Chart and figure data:
============================================================

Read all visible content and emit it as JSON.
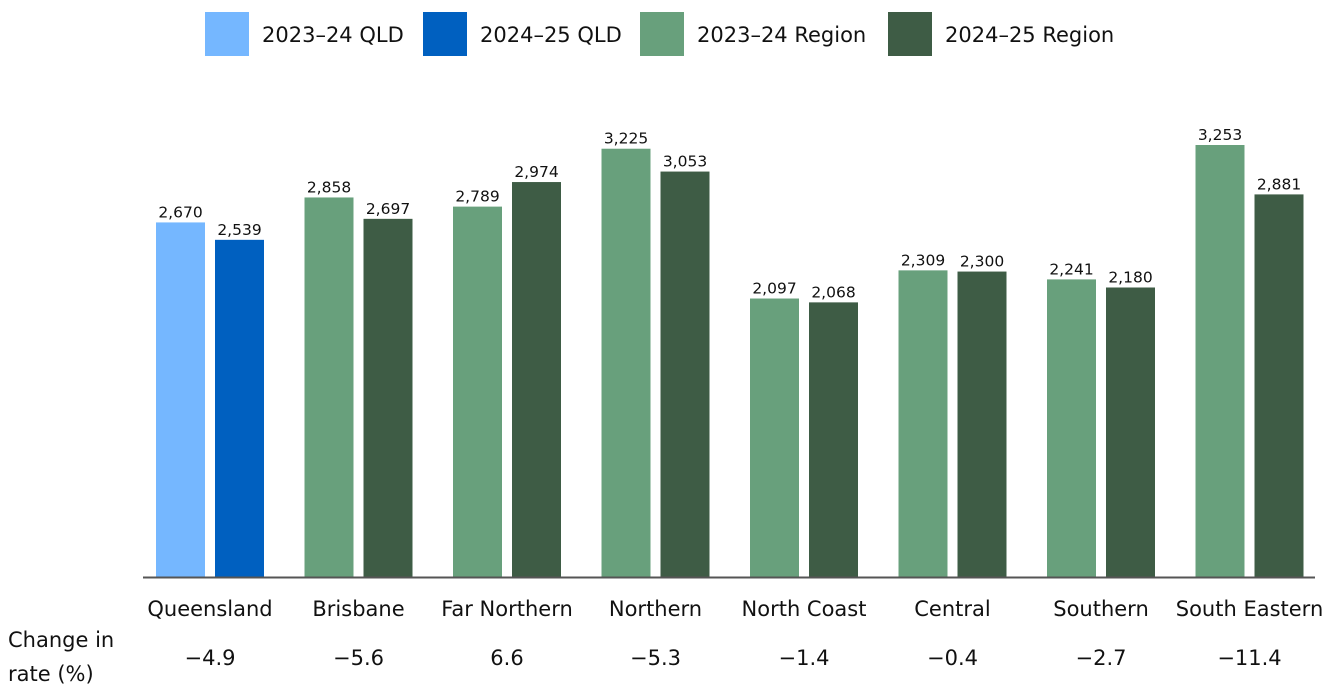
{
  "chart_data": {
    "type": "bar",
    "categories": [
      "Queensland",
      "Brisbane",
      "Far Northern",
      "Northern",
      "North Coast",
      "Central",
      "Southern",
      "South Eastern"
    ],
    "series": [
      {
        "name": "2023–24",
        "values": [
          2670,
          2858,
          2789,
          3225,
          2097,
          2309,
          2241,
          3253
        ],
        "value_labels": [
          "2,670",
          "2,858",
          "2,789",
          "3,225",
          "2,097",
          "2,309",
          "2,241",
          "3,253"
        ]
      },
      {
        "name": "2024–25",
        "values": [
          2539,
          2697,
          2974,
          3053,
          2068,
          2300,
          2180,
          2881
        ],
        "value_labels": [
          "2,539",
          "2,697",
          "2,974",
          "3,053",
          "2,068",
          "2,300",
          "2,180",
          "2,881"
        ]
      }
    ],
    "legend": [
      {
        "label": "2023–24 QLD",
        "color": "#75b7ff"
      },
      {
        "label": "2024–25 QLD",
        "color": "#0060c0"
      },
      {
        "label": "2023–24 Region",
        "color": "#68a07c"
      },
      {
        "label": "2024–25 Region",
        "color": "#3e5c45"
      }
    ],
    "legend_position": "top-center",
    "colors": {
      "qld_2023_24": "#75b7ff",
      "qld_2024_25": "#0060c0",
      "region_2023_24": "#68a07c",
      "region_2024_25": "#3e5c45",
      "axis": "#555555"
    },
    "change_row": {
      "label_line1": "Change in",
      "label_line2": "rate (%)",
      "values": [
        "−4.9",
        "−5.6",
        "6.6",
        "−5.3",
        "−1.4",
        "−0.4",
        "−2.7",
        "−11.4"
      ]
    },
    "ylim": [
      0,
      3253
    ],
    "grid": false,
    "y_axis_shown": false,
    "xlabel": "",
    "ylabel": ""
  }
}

============================================================

Write every record out again exactly; no pictures belong in the copy.

Read all visible content and emit it as JSON.
{
  "chart_data": {
    "type": "bar",
    "categories": [
      "Queensland",
      "Brisbane",
      "Far Northern",
      "Northern",
      "North Coast",
      "Central",
      "Southern",
      "South Eastern"
    ],
    "series": [
      {
        "name": "2023–24",
        "values": [
          2670,
          2858,
          2789,
          3225,
          2097,
          2309,
          2241,
          3253
        ],
        "value_labels": [
          "2,670",
          "2,858",
          "2,789",
          "3,225",
          "2,097",
          "2,309",
          "2,241",
          "3,253"
        ]
      },
      {
        "name": "2024–25",
        "values": [
          2539,
          2697,
          2974,
          3053,
          2068,
          2300,
          2180,
          2881
        ],
        "value_labels": [
          "2,539",
          "2,697",
          "2,974",
          "3,053",
          "2,068",
          "2,300",
          "2,180",
          "2,881"
        ]
      }
    ],
    "legend": [
      {
        "label": "2023–24 QLD",
        "color": "#75b7ff"
      },
      {
        "label": "2024–25 QLD",
        "color": "#0060c0"
      },
      {
        "label": "2023–24 Region",
        "color": "#68a07c"
      },
      {
        "label": "2024–25 Region",
        "color": "#3e5c45"
      }
    ],
    "legend_position": "top-center",
    "colors": {
      "qld_2023_24": "#75b7ff",
      "qld_2024_25": "#0060c0",
      "region_2023_24": "#68a07c",
      "region_2024_25": "#3e5c45",
      "axis": "#555555"
    },
    "change_row": {
      "label_line1": "Change in",
      "label_line2": "rate (%)",
      "values": [
        "−4.9",
        "−5.6",
        "6.6",
        "−5.3",
        "−1.4",
        "−0.4",
        "−2.7",
        "−11.4"
      ]
    },
    "ylim": [
      0,
      3253
    ],
    "grid": false,
    "y_axis_shown": false,
    "xlabel": "",
    "ylabel": ""
  }
}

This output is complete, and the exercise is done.